# start of Material for the task

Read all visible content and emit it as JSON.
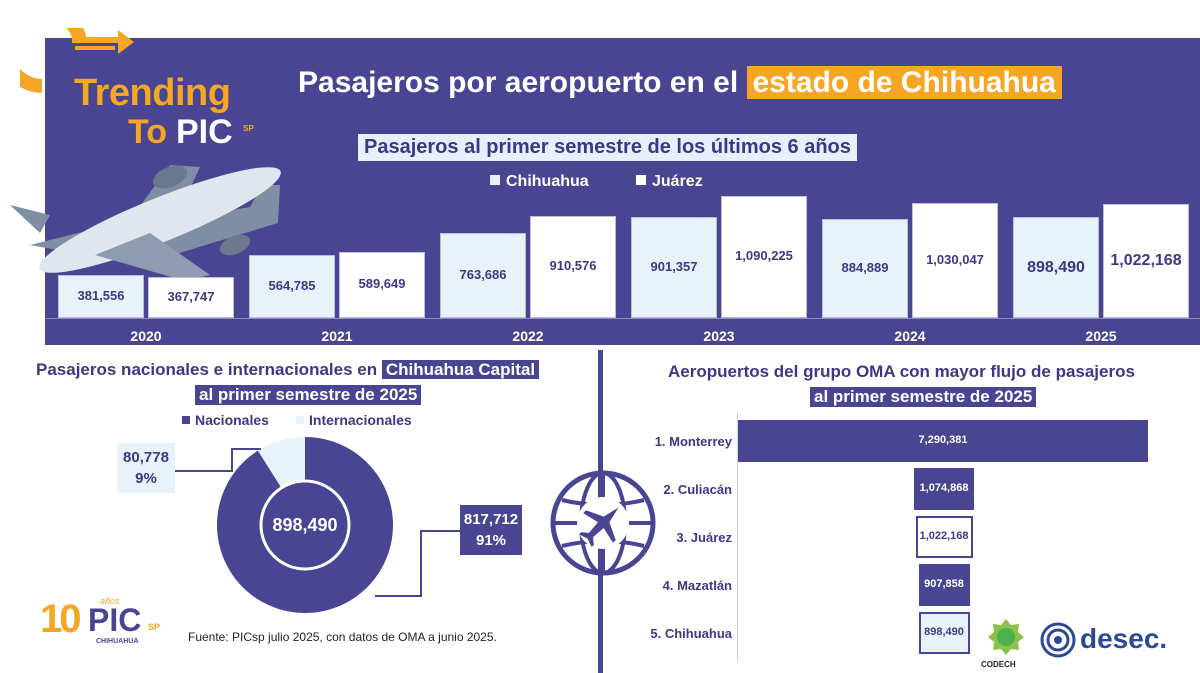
{
  "header": {
    "brand_trending": "Trending",
    "brand_to": "To",
    "brand_pic": "PIC",
    "brand_sp": "SP",
    "title_plain": "Pasajeros por aeropuerto en el",
    "title_highlight": "estado de Chihuahua"
  },
  "chart_data": [
    {
      "type": "bar",
      "title": "Pasajeros al primer semestre de los últimos 6 años",
      "categories": [
        "2020",
        "2021",
        "2022",
        "2023",
        "2024",
        "2025"
      ],
      "series": [
        {
          "name": "Chihuahua",
          "values": [
            381556,
            564785,
            763686,
            901357,
            884889,
            898490
          ],
          "labels": [
            "381,556",
            "564,785",
            "763,686",
            "901,357",
            "884,889",
            "898,490"
          ]
        },
        {
          "name": "Juárez",
          "values": [
            367747,
            589649,
            910576,
            1090225,
            1030047,
            1022168
          ],
          "labels": [
            "367,747",
            "589,649",
            "910,576",
            "1,090,225",
            "1,030,047",
            "1,022,168"
          ]
        }
      ],
      "ylim": [
        0,
        1090225
      ],
      "legend": [
        "Chihuahua",
        "Juárez"
      ],
      "legend_position": "top"
    },
    {
      "type": "pie",
      "title": "Pasajeros nacionales e internacionales en Chihuahua Capital al primer semestre de 2025",
      "title_plain": "Pasajeros nacionales e internacionales en",
      "title_highlight": "Chihuahua Capital",
      "title_line2": "al primer semestre de 2025",
      "center_label": "898,490",
      "slices": [
        {
          "name": "Nacionales",
          "value": 817712,
          "value_label": "817,712",
          "percent_label": "91%"
        },
        {
          "name": "Internacionales",
          "value": 80778,
          "value_label": "80,778",
          "percent_label": "9%"
        }
      ],
      "legend_position": "top"
    },
    {
      "type": "bar",
      "orientation": "horizontal",
      "title": "Aeropuertos del grupo OMA con mayor flujo de pasajeros al primer semestre de 2025",
      "title_line1": "Aeropuertos del grupo OMA con mayor flujo de pasajeros",
      "title_line2": "al primer semestre de 2025",
      "categories": [
        "1. Monterrey",
        "2. Culiacán",
        "3. Juárez",
        "4. Mazatlán",
        "5. Chihuahua"
      ],
      "values": [
        7290381,
        1074868,
        1022168,
        907858,
        898490
      ],
      "labels": [
        "7,290,381",
        "1,074,868",
        "1,022,168",
        "907,858",
        "898,490"
      ],
      "styles": [
        "fill",
        "fill",
        "outline",
        "fill",
        "light"
      ]
    }
  ],
  "colors": {
    "brand_purple": "#4a4593",
    "accent_orange": "#f6a623",
    "light_blue": "#e8f2fb",
    "white": "#ffffff"
  },
  "footer": {
    "badge_10": "10",
    "badge_anos": "años",
    "badge_pic": "PIC",
    "badge_sp": "SP",
    "badge_city": "CHIHUAHUA",
    "source": "Fuente:  PICsp julio 2025, con datos de OMA a junio 2025.",
    "codech": "CODECH",
    "desec": "desec."
  }
}
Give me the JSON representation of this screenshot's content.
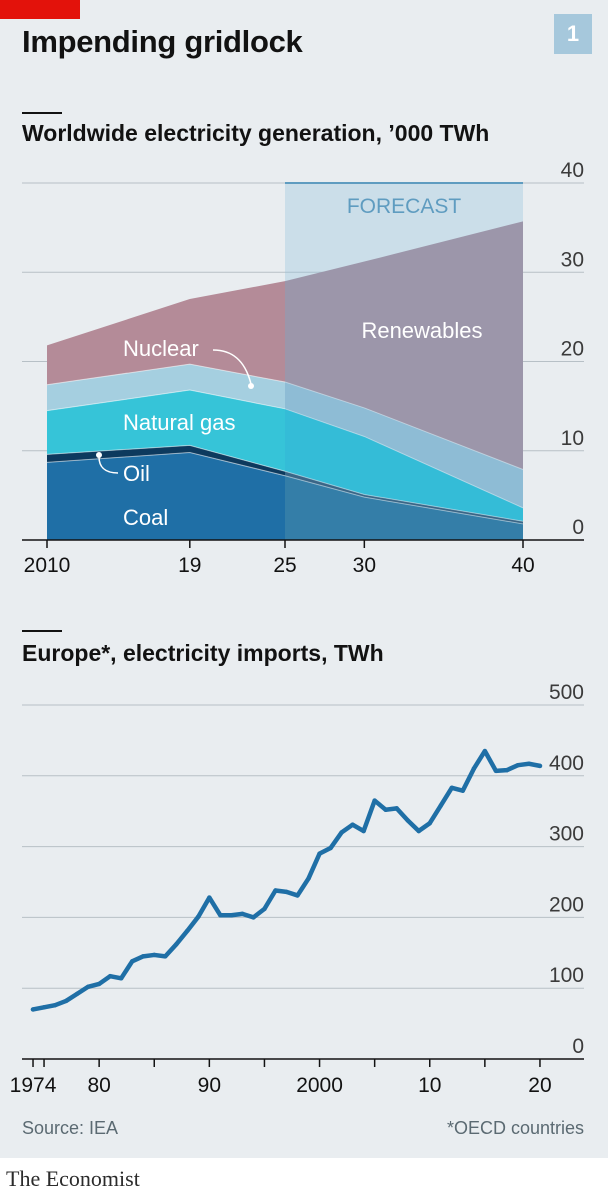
{
  "header": {
    "title": "Impending gridlock",
    "badge": "1"
  },
  "chart_data": [
    {
      "type": "area",
      "title": "Worldwide electricity generation, ’000 TWh",
      "x": [
        2010,
        2019,
        2025,
        2030,
        2040
      ],
      "x_tick_labels": [
        "2010",
        "19",
        "25",
        "30",
        "40"
      ],
      "ylim": [
        0,
        40
      ],
      "y_ticks": [
        "0",
        "10",
        "20",
        "30",
        "40"
      ],
      "stacked": true,
      "forecast": {
        "label": "FORECAST",
        "from": 2025,
        "to": 2040
      },
      "series": [
        {
          "name": "Coal",
          "values": [
            8.7,
            9.8,
            7.2,
            4.8,
            1.8
          ],
          "color": "#1f6fa6",
          "forecast_color": "#005a8c"
        },
        {
          "name": "Oil",
          "values": [
            0.9,
            0.8,
            0.5,
            0.3,
            0.3
          ],
          "color": "#0d3a5e",
          "forecast_color": "#0a3559"
        },
        {
          "name": "Natural gas",
          "values": [
            4.9,
            6.2,
            7.0,
            6.5,
            1.5
          ],
          "color": "#36c4d8",
          "forecast_color": "#00b8d4"
        },
        {
          "name": "Nuclear",
          "values": [
            2.9,
            2.9,
            3.0,
            3.2,
            4.3
          ],
          "color": "#a5cfe0",
          "forecast_color": "#8ab9d1"
        },
        {
          "name": "Renewables",
          "values": [
            4.4,
            7.3,
            11.3,
            16.4,
            27.8
          ],
          "color": "#b48b98",
          "forecast_color": "#a07f90"
        }
      ],
      "labels": {
        "nuclear": "Nuclear",
        "natural_gas": "Natural gas",
        "oil": "Oil",
        "coal": "Coal",
        "renewables": "Renewables"
      }
    },
    {
      "type": "line",
      "title": "Europe*, electricity imports, TWh",
      "x_start": 1974,
      "ylim": [
        0,
        500
      ],
      "y_ticks": [
        "0",
        "100",
        "200",
        "300",
        "400",
        "500"
      ],
      "x_tick_labels": [
        {
          "year": 1974,
          "label": "1974"
        },
        {
          "year": 1980,
          "label": "80"
        },
        {
          "year": 1990,
          "label": "90"
        },
        {
          "year": 2000,
          "label": "2000"
        },
        {
          "year": 2010,
          "label": "10"
        },
        {
          "year": 2020,
          "label": "20"
        }
      ],
      "x_range": [
        1973,
        2022
      ],
      "series": [
        {
          "name": "Electricity imports",
          "color": "#1f6fa6",
          "values": [
            70,
            73,
            76,
            82,
            92,
            102,
            106,
            117,
            114,
            138,
            145,
            147,
            145,
            162,
            181,
            201,
            228,
            203,
            203,
            205,
            200,
            212,
            238,
            236,
            231,
            255,
            290,
            298,
            320,
            331,
            322,
            365,
            352,
            354,
            337,
            322,
            333,
            358,
            383,
            379,
            410,
            435,
            407,
            408,
            415,
            417,
            414
          ]
        }
      ]
    }
  ],
  "footer": {
    "source": "Source: IEA",
    "note": "*OECD countries",
    "brand": "The Economist"
  }
}
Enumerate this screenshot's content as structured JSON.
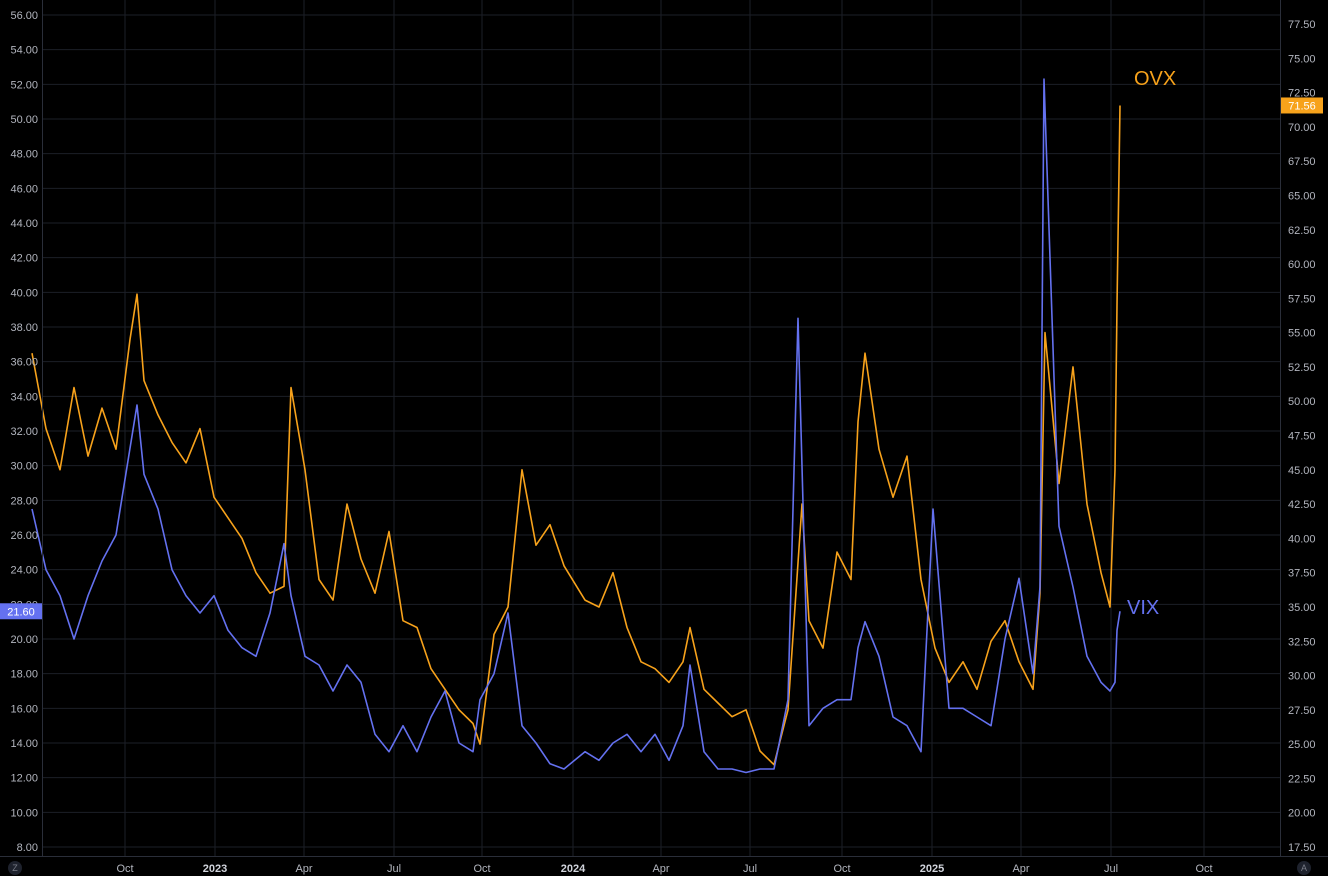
{
  "chart_data": {
    "type": "line",
    "x_ticks": [
      "Oct",
      "2023",
      "Apr",
      "Jul",
      "Oct",
      "2024",
      "Apr",
      "Jul",
      "Oct",
      "2025",
      "Apr",
      "Jul",
      "Oct"
    ],
    "x_ticks_bold": [
      "2023",
      "2024",
      "2025"
    ],
    "left_axis": {
      "ticks": [
        "8.00",
        "10.00",
        "12.00",
        "14.00",
        "16.00",
        "18.00",
        "20.00",
        "22.00",
        "24.00",
        "26.00",
        "28.00",
        "30.00",
        "32.00",
        "34.00",
        "36.00",
        "38.00",
        "40.00",
        "42.00",
        "44.00",
        "46.00",
        "48.00",
        "50.00",
        "52.00",
        "54.00",
        "56.00"
      ],
      "ylim": [
        8,
        56
      ]
    },
    "right_axis": {
      "ticks": [
        "17.50",
        "20.00",
        "22.50",
        "25.00",
        "27.50",
        "30.00",
        "32.50",
        "35.00",
        "37.50",
        "40.00",
        "42.50",
        "45.00",
        "47.50",
        "50.00",
        "52.50",
        "55.00",
        "57.50",
        "60.00",
        "62.50",
        "65.00",
        "67.50",
        "70.00",
        "72.50",
        "75.00",
        "77.50"
      ],
      "ylim": [
        17.5,
        77.5
      ]
    },
    "x_range": [
      "2022-07-01",
      "2025-12-15"
    ],
    "grid": true,
    "series": [
      {
        "name": "OVX",
        "axis": "right",
        "color": "#f7a21b",
        "last_value_label": "71.56",
        "points": [
          [
            "2022-07-01",
            53.5
          ],
          [
            "2022-07-15",
            48.0
          ],
          [
            "2022-07-29",
            45.0
          ],
          [
            "2022-08-12",
            51.0
          ],
          [
            "2022-08-26",
            46.0
          ],
          [
            "2022-09-09",
            49.5
          ],
          [
            "2022-09-23",
            46.5
          ],
          [
            "2022-10-07",
            54.5
          ],
          [
            "2022-10-14",
            57.8
          ],
          [
            "2022-10-21",
            51.5
          ],
          [
            "2022-11-04",
            49.0
          ],
          [
            "2022-11-18",
            47.0
          ],
          [
            "2022-12-02",
            45.5
          ],
          [
            "2022-12-16",
            48.0
          ],
          [
            "2022-12-30",
            43.0
          ],
          [
            "2023-01-13",
            41.5
          ],
          [
            "2023-01-27",
            40.0
          ],
          [
            "2023-02-10",
            37.5
          ],
          [
            "2023-02-24",
            36.0
          ],
          [
            "2023-03-10",
            36.5
          ],
          [
            "2023-03-17",
            51.0
          ],
          [
            "2023-03-31",
            45.0
          ],
          [
            "2023-04-14",
            37.0
          ],
          [
            "2023-04-28",
            35.5
          ],
          [
            "2023-05-12",
            42.5
          ],
          [
            "2023-05-26",
            38.5
          ],
          [
            "2023-06-09",
            36.0
          ],
          [
            "2023-06-23",
            40.5
          ],
          [
            "2023-07-07",
            34.0
          ],
          [
            "2023-07-21",
            33.5
          ],
          [
            "2023-08-04",
            30.5
          ],
          [
            "2023-08-18",
            29.0
          ],
          [
            "2023-09-01",
            27.5
          ],
          [
            "2023-09-15",
            26.5
          ],
          [
            "2023-09-22",
            25.0
          ],
          [
            "2023-10-06",
            33.0
          ],
          [
            "2023-10-20",
            35.0
          ],
          [
            "2023-11-03",
            45.0
          ],
          [
            "2023-11-17",
            39.5
          ],
          [
            "2023-12-01",
            41.0
          ],
          [
            "2023-12-15",
            38.0
          ],
          [
            "2024-01-05",
            35.5
          ],
          [
            "2024-01-19",
            35.0
          ],
          [
            "2024-02-02",
            37.5
          ],
          [
            "2024-02-16",
            33.5
          ],
          [
            "2024-03-01",
            31.0
          ],
          [
            "2024-03-15",
            30.5
          ],
          [
            "2024-03-29",
            29.5
          ],
          [
            "2024-04-12",
            31.0
          ],
          [
            "2024-04-19",
            33.5
          ],
          [
            "2024-05-03",
            29.0
          ],
          [
            "2024-05-17",
            28.0
          ],
          [
            "2024-05-31",
            27.0
          ],
          [
            "2024-06-14",
            27.5
          ],
          [
            "2024-06-28",
            24.5
          ],
          [
            "2024-07-12",
            23.5
          ],
          [
            "2024-07-26",
            27.5
          ],
          [
            "2024-08-09",
            42.5
          ],
          [
            "2024-08-16",
            34.0
          ],
          [
            "2024-08-30",
            32.0
          ],
          [
            "2024-09-13",
            39.0
          ],
          [
            "2024-09-27",
            37.0
          ],
          [
            "2024-10-04",
            48.5
          ],
          [
            "2024-10-11",
            53.5
          ],
          [
            "2024-10-25",
            46.5
          ],
          [
            "2024-11-08",
            43.0
          ],
          [
            "2024-11-22",
            46.0
          ],
          [
            "2024-12-06",
            37.0
          ],
          [
            "2024-12-20",
            32.0
          ],
          [
            "2025-01-03",
            29.5
          ],
          [
            "2025-01-17",
            31.0
          ],
          [
            "2025-01-31",
            29.0
          ],
          [
            "2025-02-14",
            32.5
          ],
          [
            "2025-02-28",
            34.0
          ],
          [
            "2025-03-14",
            31.0
          ],
          [
            "2025-03-28",
            29.0
          ],
          [
            "2025-04-04",
            36.0
          ],
          [
            "2025-04-09",
            55.0
          ],
          [
            "2025-04-23",
            44.0
          ],
          [
            "2025-05-07",
            52.5
          ],
          [
            "2025-05-21",
            42.5
          ],
          [
            "2025-06-04",
            37.5
          ],
          [
            "2025-06-13",
            35.0
          ],
          [
            "2025-06-18",
            45.0
          ],
          [
            "2025-06-20",
            57.0
          ],
          [
            "2025-06-23",
            71.56
          ]
        ]
      },
      {
        "name": "VIX",
        "axis": "left",
        "color": "#6471f0",
        "last_value_label": "21.60",
        "points": [
          [
            "2022-07-01",
            27.5
          ],
          [
            "2022-07-15",
            24.0
          ],
          [
            "2022-07-29",
            22.5
          ],
          [
            "2022-08-12",
            20.0
          ],
          [
            "2022-08-26",
            22.5
          ],
          [
            "2022-09-09",
            24.5
          ],
          [
            "2022-09-23",
            26.0
          ],
          [
            "2022-10-07",
            31.0
          ],
          [
            "2022-10-14",
            33.5
          ],
          [
            "2022-10-21",
            29.5
          ],
          [
            "2022-11-04",
            27.5
          ],
          [
            "2022-11-18",
            24.0
          ],
          [
            "2022-12-02",
            22.5
          ],
          [
            "2022-12-16",
            21.5
          ],
          [
            "2022-12-30",
            22.5
          ],
          [
            "2023-01-13",
            20.5
          ],
          [
            "2023-01-27",
            19.5
          ],
          [
            "2023-02-10",
            19.0
          ],
          [
            "2023-02-24",
            21.5
          ],
          [
            "2023-03-10",
            25.5
          ],
          [
            "2023-03-17",
            22.5
          ],
          [
            "2023-03-31",
            19.0
          ],
          [
            "2023-04-14",
            18.5
          ],
          [
            "2023-04-28",
            17.0
          ],
          [
            "2023-05-12",
            18.5
          ],
          [
            "2023-05-26",
            17.5
          ],
          [
            "2023-06-09",
            14.5
          ],
          [
            "2023-06-23",
            13.5
          ],
          [
            "2023-07-07",
            15.0
          ],
          [
            "2023-07-21",
            13.5
          ],
          [
            "2023-08-04",
            15.5
          ],
          [
            "2023-08-18",
            17.0
          ],
          [
            "2023-09-01",
            14.0
          ],
          [
            "2023-09-15",
            13.5
          ],
          [
            "2023-09-22",
            16.5
          ],
          [
            "2023-10-06",
            18.0
          ],
          [
            "2023-10-20",
            21.5
          ],
          [
            "2023-11-03",
            15.0
          ],
          [
            "2023-11-17",
            14.0
          ],
          [
            "2023-12-01",
            12.8
          ],
          [
            "2023-12-15",
            12.5
          ],
          [
            "2024-01-05",
            13.5
          ],
          [
            "2024-01-19",
            13.0
          ],
          [
            "2024-02-02",
            14.0
          ],
          [
            "2024-02-16",
            14.5
          ],
          [
            "2024-03-01",
            13.5
          ],
          [
            "2024-03-15",
            14.5
          ],
          [
            "2024-03-29",
            13.0
          ],
          [
            "2024-04-12",
            15.0
          ],
          [
            "2024-04-19",
            18.5
          ],
          [
            "2024-05-03",
            13.5
          ],
          [
            "2024-05-17",
            12.5
          ],
          [
            "2024-05-31",
            12.5
          ],
          [
            "2024-06-14",
            12.3
          ],
          [
            "2024-06-28",
            12.5
          ],
          [
            "2024-07-12",
            12.5
          ],
          [
            "2024-07-26",
            16.5
          ],
          [
            "2024-08-05",
            38.5
          ],
          [
            "2024-08-16",
            15.0
          ],
          [
            "2024-08-30",
            16.0
          ],
          [
            "2024-09-13",
            16.5
          ],
          [
            "2024-09-27",
            16.5
          ],
          [
            "2024-10-04",
            19.5
          ],
          [
            "2024-10-11",
            21.0
          ],
          [
            "2024-10-25",
            19.0
          ],
          [
            "2024-11-08",
            15.5
          ],
          [
            "2024-11-22",
            15.0
          ],
          [
            "2024-12-06",
            13.5
          ],
          [
            "2024-12-18",
            27.5
          ],
          [
            "2025-01-03",
            16.0
          ],
          [
            "2025-01-17",
            16.0
          ],
          [
            "2025-01-31",
            15.5
          ],
          [
            "2025-02-14",
            15.0
          ],
          [
            "2025-02-28",
            20.0
          ],
          [
            "2025-03-14",
            23.5
          ],
          [
            "2025-03-28",
            18.0
          ],
          [
            "2025-04-04",
            23.0
          ],
          [
            "2025-04-08",
            52.3
          ],
          [
            "2025-04-23",
            26.5
          ],
          [
            "2025-05-07",
            23.0
          ],
          [
            "2025-05-21",
            19.0
          ],
          [
            "2025-06-04",
            17.5
          ],
          [
            "2025-06-13",
            17.0
          ],
          [
            "2025-06-18",
            17.5
          ],
          [
            "2025-06-20",
            20.5
          ],
          [
            "2025-06-23",
            21.6
          ]
        ]
      }
    ]
  },
  "corner_left": "Z",
  "corner_right": "A"
}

# end of Material for the task

Exercise directions: Copy each line above where the string "JSON" occurs.

Answer below:
Read all visible content and emit it as JSON.
Give me the JSON representation of this screenshot's content.
Enumerate this screenshot's content as structured JSON.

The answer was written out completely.